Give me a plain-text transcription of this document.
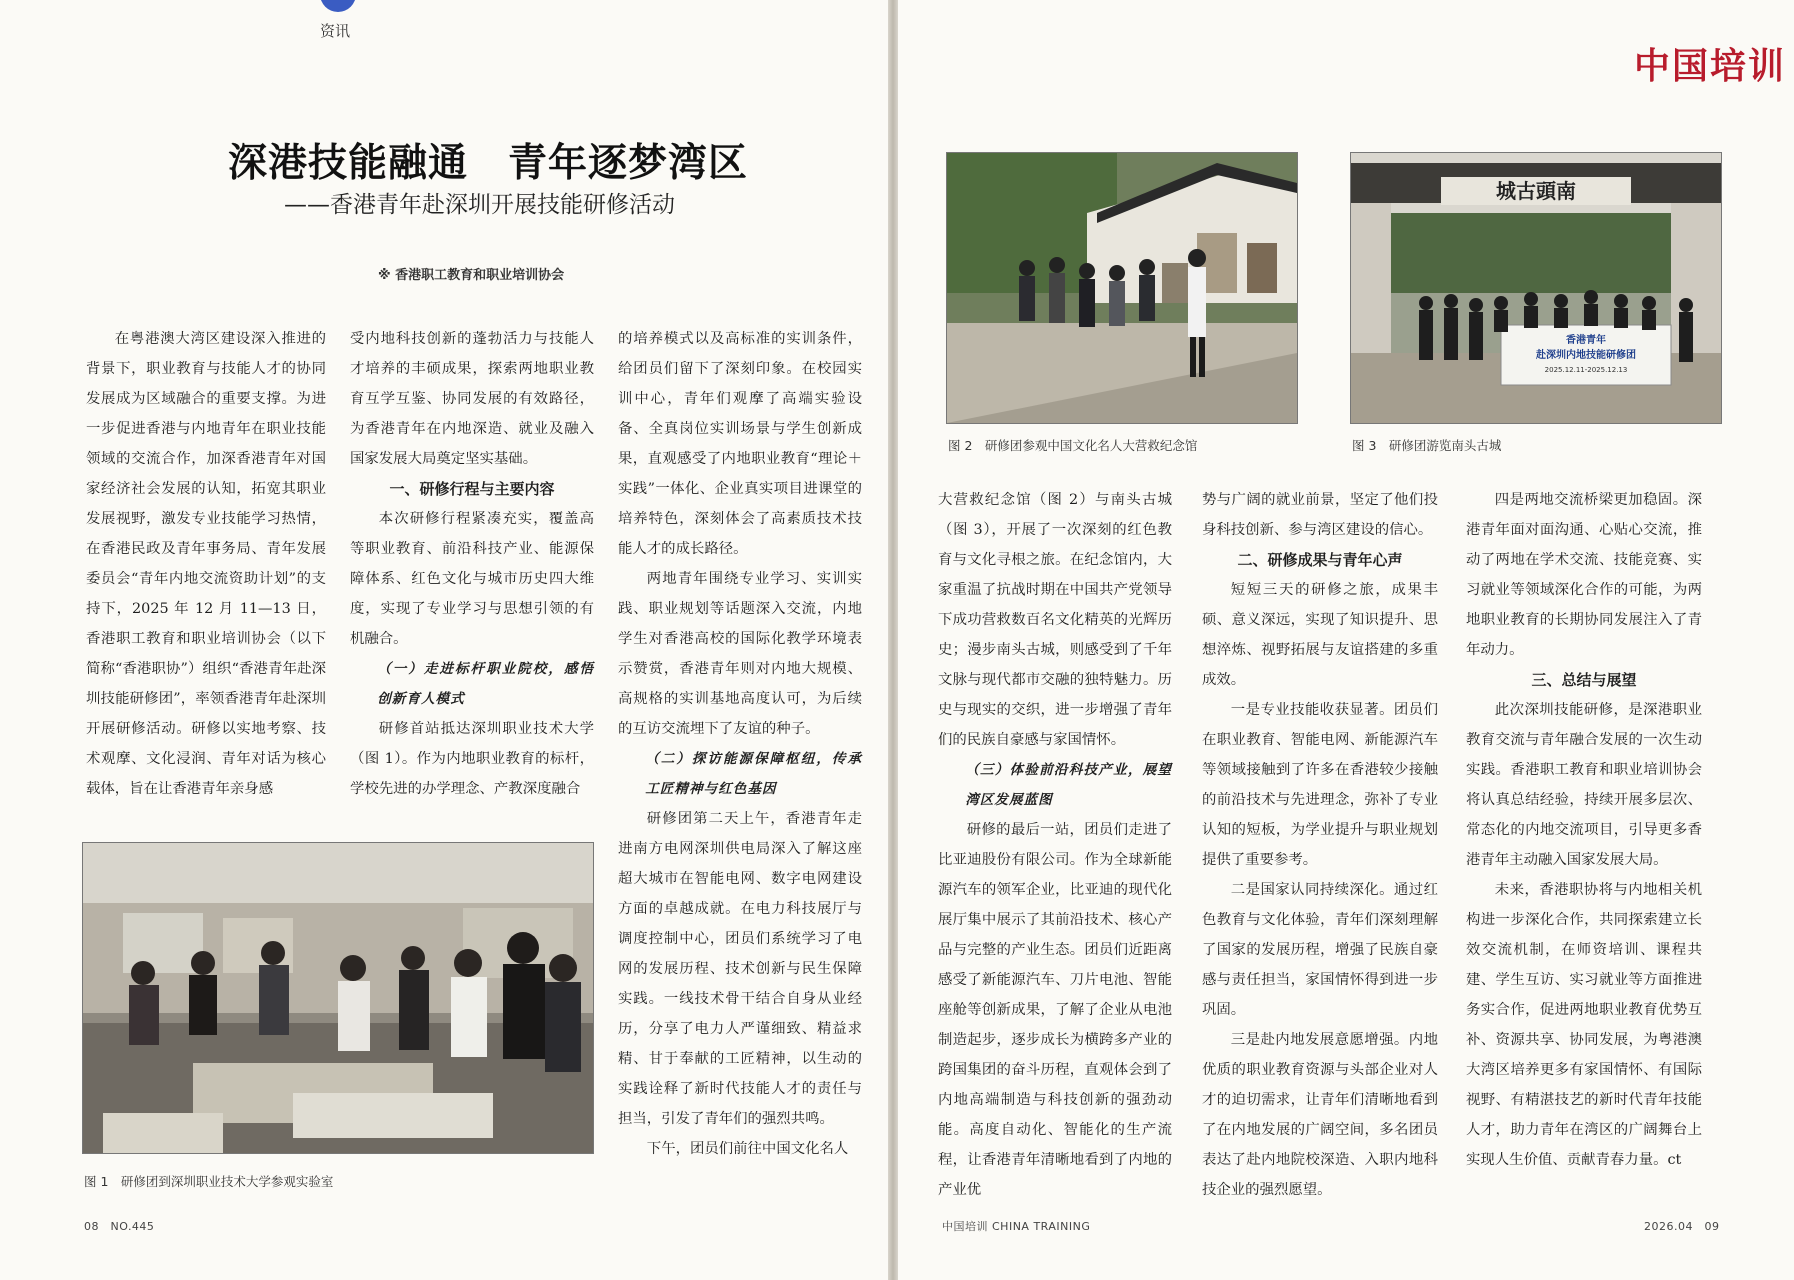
资讯
深港技能融通　青年逐梦湾区
——香港青年赴深圳开展技能研修活动
※ 香港职工教育和职业培训协会

在粤港澳大湾区建设深入推进的背景下，职业教育与技能人才的协同发展成为区域融合的重要支撑。为进一步促进香港与内地青年在职业技能领域的交流合作，加深香港青年对国家经济社会发展的认知，拓宽其职业发展视野，激发专业技能学习热情，在香港民政及青年事务局、青年发展委员会“青年内地交流资助计划”的支持下，2025 年 12 月 11—13 日，香港职工教育和职业培训协会（以下简称“香港职协”）组织“香港青年赴深圳技能研修团”，率领香港青年赴深圳开展研修活动。研修以实地考察、技术观摩、文化浸润、青年对话为核心载体，旨在让香港青年亲身感

受内地科技创新的蓬勃活力与技能人才培养的丰硕成果，探索两地职业教育互学互鉴、协同发展的有效路径，为香港青年在内地深造、就业及融入国家发展大局奠定坚实基础。

一、研修行程与主要内容

本次研修行程紧凑充实，覆盖高等职业教育、前沿科技产业、能源保障体系、红色文化与城市历史四大维度，实现了专业学习与思想引领的有机融合。

（一）走进标杆职业院校，感悟创新育人模式

研修首站抵达深圳职业技术大学（图 1）。作为内地职业教育的标杆，学校先进的办学理念、产教深度融合

的培养模式以及高标准的实训条件，给团员们留下了深刻印象。在校园实训中心，青年们观摩了高端实验设备、全真岗位实训场景与学生创新成果，直观感受了内地职业教育“理论＋实践”一体化、企业真实项目进课堂的培养特色，深刻体会了高素质技术技能人才的成长路径。

两地青年围绕专业学习、实训实践、职业规划等话题深入交流，内地学生对香港高校的国际化教学环境表示赞赏，香港青年则对内地大规模、高规格的实训基地高度认可，为后续的互访交流埋下了友谊的种子。

（二）探访能源保障枢纽，传承工匠精神与红色基因

研修团第二天上午，香港青年走进南方电网深圳供电局深入了解这座超大城市在智能电网、数字电网建设方面的卓越成就。在电力科技展厅与调度控制中心，团员们系统学习了电网的发展历程、技术创新与民生保障实践。一线技术骨干结合自身从业经历，分享了电力人严谨细致、精益求精、甘于奉献的工匠精神，以生动的实践诠释了新时代技能人才的责任与担当，引发了青年们的强烈共鸣。

下午，团员们前往中国文化名人

图 1　研修团到深圳职业技术大学参观实验室
08　NO.445
中国培训
图 2　研修团参观中国文化名人大营救纪念馆
城古頭南
香港青年
赴深圳内地技能研修团
2025.12.11-2025.12.13
图 3　研修团游览南头古城

大营救纪念馆（图 2）与南头古城（图 3），开展了一次深刻的红色教育与文化寻根之旅。在纪念馆内，大家重温了抗战时期在中国共产党领导下成功营救数百名文化精英的光辉历史；漫步南头古城，则感受到了千年文脉与现代都市交融的独特魅力。历史与现实的交织，进一步增强了青年们的民族自豪感与家国情怀。

（三）体验前沿科技产业，展望湾区发展蓝图

研修的最后一站，团员们走进了比亚迪股份有限公司。作为全球新能源汽车的领军企业，比亚迪的现代化展厅集中展示了其前沿技术、核心产品与完整的产业生态。团员们近距离感受了新能源汽车、刀片电池、智能座舱等创新成果，了解了企业从电池制造起步，逐步成长为横跨多产业的跨国集团的奋斗历程，直观体会到了内地高端制造与科技创新的强劲动能。高度自动化、智能化的生产流程，让香港青年清晰地看到了内地的产业优

势与广阔的就业前景，坚定了他们投身科技创新、参与湾区建设的信心。

二、研修成果与青年心声

短短三天的研修之旅，成果丰硕、意义深远，实现了知识提升、思想淬炼、视野拓展与友谊搭建的多重成效。

一是专业技能收获显著。团员们在职业教育、智能电网、新能源汽车等领域接触到了许多在香港较少接触的前沿技术与先进理念，弥补了专业认知的短板，为学业提升与职业规划提供了重要参考。

二是国家认同持续深化。通过红色教育与文化体验，青年们深刻理解了国家的发展历程，增强了民族自豪感与责任担当，家国情怀得到进一步巩固。

三是赴内地发展意愿增强。内地优质的职业教育资源与头部企业对人才的迫切需求，让青年们清晰地看到了在内地发展的广阔空间，多名团员表达了赴内地院校深造、入职内地科技企业的强烈愿望。

四是两地交流桥梁更加稳固。深港青年面对面沟通、心贴心交流，推动了两地在学术交流、技能竞赛、实习就业等领域深化合作的可能，为两地职业教育的长期协同发展注入了青年动力。

三、总结与展望

此次深圳技能研修，是深港职业教育交流与青年融合发展的一次生动实践。香港职工教育和职业培训协会将认真总结经验，持续开展多层次、常态化的内地交流项目，引导更多香港青年主动融入国家发展大局。

未来，香港职协将与内地相关机构进一步深化合作，共同探索建立长效交流机制，在师资培训、课程共建、学生互访、实习就业等方面推进务实合作，促进两地职业教育优势互补、资源共享、协同发展，为粤港澳大湾区培养更多有家国情怀、有国际视野、有精湛技艺的新时代青年技能人才，助力青年在湾区的广阔舞台上实现人生价值、贡献青春力量。ct

中国培训 CHINA TRAINING	2026.04　09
□ □ □ □ □
> **PROBLEM TO WORK ON**
Without the pictures, reproduce every line of the records above exactly.

> **REPLY**
Give me a plain-text transcription of this document.
资讯
深港技能融通　青年逐梦湾区
——香港青年赴深圳开展技能研修活动
※ 香港职工教育和职业培训协会

在粤港澳大湾区建设深入推进的背景下，职业教育与技能人才的协同发展成为区域融合的重要支撑。为进一步促进香港与内地青年在职业技能领域的交流合作，加深香港青年对国家经济社会发展的认知，拓宽其职业发展视野，激发专业技能学习热情，在香港民政及青年事务局、青年发展委员会“青年内地交流资助计划”的支持下，2025 年 12 月 11—13 日，香港职工教育和职业培训协会（以下简称“香港职协”）组织“香港青年赴深圳技能研修团”，率领香港青年赴深圳开展研修活动。研修以实地考察、技术观摩、文化浸润、青年对话为核心载体，旨在让香港青年亲身感

受内地科技创新的蓬勃活力与技能人才培养的丰硕成果，探索两地职业教育互学互鉴、协同发展的有效路径，为香港青年在内地深造、就业及融入国家发展大局奠定坚实基础。

一、研修行程与主要内容

本次研修行程紧凑充实，覆盖高等职业教育、前沿科技产业、能源保障体系、红色文化与城市历史四大维度，实现了专业学习与思想引领的有机融合。

（一）走进标杆职业院校，感悟创新育人模式

研修首站抵达深圳职业技术大学（图 1）。作为内地职业教育的标杆，学校先进的办学理念、产教深度融合

的培养模式以及高标准的实训条件，给团员们留下了深刻印象。在校园实训中心，青年们观摩了高端实验设备、全真岗位实训场景与学生创新成果，直观感受了内地职业教育“理论＋实践”一体化、企业真实项目进课堂的培养特色，深刻体会了高素质技术技能人才的成长路径。

两地青年围绕专业学习、实训实践、职业规划等话题深入交流，内地学生对香港高校的国际化教学环境表示赞赏，香港青年则对内地大规模、高规格的实训基地高度认可，为后续的互访交流埋下了友谊的种子。

（二）探访能源保障枢纽，传承工匠精神与红色基因

研修团第二天上午，香港青年走进南方电网深圳供电局深入了解这座超大城市在智能电网、数字电网建设方面的卓越成就。在电力科技展厅与调度控制中心，团员们系统学习了电网的发展历程、技术创新与民生保障实践。一线技术骨干结合自身从业经历，分享了电力人严谨细致、精益求精、甘于奉献的工匠精神，以生动的实践诠释了新时代技能人才的责任与担当，引发了青年们的强烈共鸣。

下午，团员们前往中国文化名人

图 1　研修团到深圳职业技术大学参观实验室
08　NO.445
中国培训
图 2　研修团参观中国文化名人大营救纪念馆
城古頭南
香港青年
赴深圳内地技能研修团
2025.12.11-2025.12.13
图 3　研修团游览南头古城

大营救纪念馆（图 2）与南头古城（图 3），开展了一次深刻的红色教育与文化寻根之旅。在纪念馆内，大家重温了抗战时期在中国共产党领导下成功营救数百名文化精英的光辉历史；漫步南头古城，则感受到了千年文脉与现代都市交融的独特魅力。历史与现实的交织，进一步增强了青年们的民族自豪感与家国情怀。

（三）体验前沿科技产业，展望湾区发展蓝图

研修的最后一站，团员们走进了比亚迪股份有限公司。作为全球新能源汽车的领军企业，比亚迪的现代化展厅集中展示了其前沿技术、核心产品与完整的产业生态。团员们近距离感受了新能源汽车、刀片电池、智能座舱等创新成果，了解了企业从电池制造起步，逐步成长为横跨多产业的跨国集团的奋斗历程，直观体会到了内地高端制造与科技创新的强劲动能。高度自动化、智能化的生产流程，让香港青年清晰地看到了内地的产业优

势与广阔的就业前景，坚定了他们投身科技创新、参与湾区建设的信心。

二、研修成果与青年心声

短短三天的研修之旅，成果丰硕、意义深远，实现了知识提升、思想淬炼、视野拓展与友谊搭建的多重成效。

一是专业技能收获显著。团员们在职业教育、智能电网、新能源汽车等领域接触到了许多在香港较少接触的前沿技术与先进理念，弥补了专业认知的短板，为学业提升与职业规划提供了重要参考。

二是国家认同持续深化。通过红色教育与文化体验，青年们深刻理解了国家的发展历程，增强了民族自豪感与责任担当，家国情怀得到进一步巩固。

三是赴内地发展意愿增强。内地优质的职业教育资源与头部企业对人才的迫切需求，让青年们清晰地看到了在内地发展的广阔空间，多名团员表达了赴内地院校深造、入职内地科技企业的强烈愿望。

四是两地交流桥梁更加稳固。深港青年面对面沟通、心贴心交流，推动了两地在学术交流、技能竞赛、实习就业等领域深化合作的可能，为两地职业教育的长期协同发展注入了青年动力。

三、总结与展望

此次深圳技能研修，是深港职业教育交流与青年融合发展的一次生动实践。香港职工教育和职业培训协会将认真总结经验，持续开展多层次、常态化的内地交流项目，引导更多香港青年主动融入国家发展大局。

未来，香港职协将与内地相关机构进一步深化合作，共同探索建立长效交流机制，在师资培训、课程共建、学生互访、实习就业等方面推进务实合作，促进两地职业教育优势互补、资源共享、协同发展，为粤港澳大湾区培养更多有家国情怀、有国际视野、有精湛技艺的新时代青年技能人才，助力青年在湾区的广阔舞台上实现人生价值、贡献青春力量。ct

中国培训 CHINA TRAINING	2026.04　09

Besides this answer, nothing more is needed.